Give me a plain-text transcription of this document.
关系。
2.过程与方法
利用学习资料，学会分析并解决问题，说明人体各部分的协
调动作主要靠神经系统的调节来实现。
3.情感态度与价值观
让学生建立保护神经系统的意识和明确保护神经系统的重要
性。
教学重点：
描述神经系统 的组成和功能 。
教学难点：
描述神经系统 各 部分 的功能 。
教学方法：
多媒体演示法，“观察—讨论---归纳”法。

◆ BRIEF ◆
Transcribe the material above word for word.

◆ EXERCISE OUTPUT ◆
Give me a plain-text transcription of this document.
关系。
2.过程与方法
利用学习资料，学会分析并解决问题，说明人体各部分的协
调动作主要靠神经系统的调节来实现。
3.情感态度与价值观
让学生建立保护神经系统的意识和明确保护神经系统的重要
性。
教学重点：
描述神经系统 的组成和功能 。
教学难点：
描述神经系统 各 部分 的功能 。
教学方法：
多媒体演示法，“观察—讨论---归纳”法。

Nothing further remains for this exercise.